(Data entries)

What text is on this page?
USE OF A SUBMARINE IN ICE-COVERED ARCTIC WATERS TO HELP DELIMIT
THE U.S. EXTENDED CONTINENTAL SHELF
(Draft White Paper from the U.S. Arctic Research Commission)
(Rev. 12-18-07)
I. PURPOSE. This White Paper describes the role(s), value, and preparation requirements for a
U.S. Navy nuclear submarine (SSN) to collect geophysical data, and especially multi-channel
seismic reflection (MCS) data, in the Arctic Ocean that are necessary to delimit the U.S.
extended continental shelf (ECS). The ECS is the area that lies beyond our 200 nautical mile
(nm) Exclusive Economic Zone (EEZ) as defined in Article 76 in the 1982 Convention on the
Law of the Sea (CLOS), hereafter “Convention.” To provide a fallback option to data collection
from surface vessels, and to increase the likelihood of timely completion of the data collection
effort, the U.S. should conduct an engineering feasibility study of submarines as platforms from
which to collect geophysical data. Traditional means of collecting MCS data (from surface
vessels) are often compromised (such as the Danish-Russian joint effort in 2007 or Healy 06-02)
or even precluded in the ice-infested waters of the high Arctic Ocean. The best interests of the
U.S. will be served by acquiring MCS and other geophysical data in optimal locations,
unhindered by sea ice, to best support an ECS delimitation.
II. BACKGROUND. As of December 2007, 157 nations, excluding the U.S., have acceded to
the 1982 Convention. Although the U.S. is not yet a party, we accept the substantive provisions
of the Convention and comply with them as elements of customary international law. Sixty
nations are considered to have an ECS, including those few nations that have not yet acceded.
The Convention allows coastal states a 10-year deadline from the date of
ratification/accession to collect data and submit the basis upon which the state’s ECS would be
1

▶ **SHORT PROBLEM**
Output the listing above exactly as it appears.

▶ **SOLUTION TO THIS PROBLEM**
What text is on this page?
USE OF A SUBMARINE IN ICE-COVERED ARCTIC WATERS TO HELP DELIMIT
THE U.S. EXTENDED CONTINENTAL SHELF
(Draft White Paper from the U.S. Arctic Research Commission)
(Rev. 12-18-07)
I. PURPOSE. This White Paper describes the role(s), value, and preparation requirements for a
U.S. Navy nuclear submarine (SSN) to collect geophysical data, and especially multi-channel
seismic reflection (MCS) data, in the Arctic Ocean that are necessary to delimit the U.S.
extended continental shelf (ECS). The ECS is the area that lies beyond our 200 nautical mile
(nm) Exclusive Economic Zone (EEZ) as defined in Article 76 in the 1982 Convention on the
Law of the Sea (CLOS), hereafter “Convention.” To provide a fallback option to data collection
from surface vessels, and to increase the likelihood of timely completion of the data collection
effort, the U.S. should conduct an engineering feasibility study of submarines as platforms from
which to collect geophysical data. Traditional means of collecting MCS data (from surface
vessels) are often compromised (such as the Danish-Russian joint effort in 2007 or Healy 06-02)
or even precluded in the ice-infested waters of the high Arctic Ocean. The best interests of the
U.S. will be served by acquiring MCS and other geophysical data in optimal locations,
unhindered by sea ice, to best support an ECS delimitation.
II. BACKGROUND. As of December 2007, 157 nations, excluding the U.S., have acceded to
the 1982 Convention. Although the U.S. is not yet a party, we accept the substantive provisions
of the Convention and comply with them as elements of customary international law. Sixty
nations are considered to have an ECS, including those few nations that have not yet acceded.
The Convention allows coastal states a 10-year deadline from the date of
ratification/accession to collect data and submit the basis upon which the state’s ECS would be
1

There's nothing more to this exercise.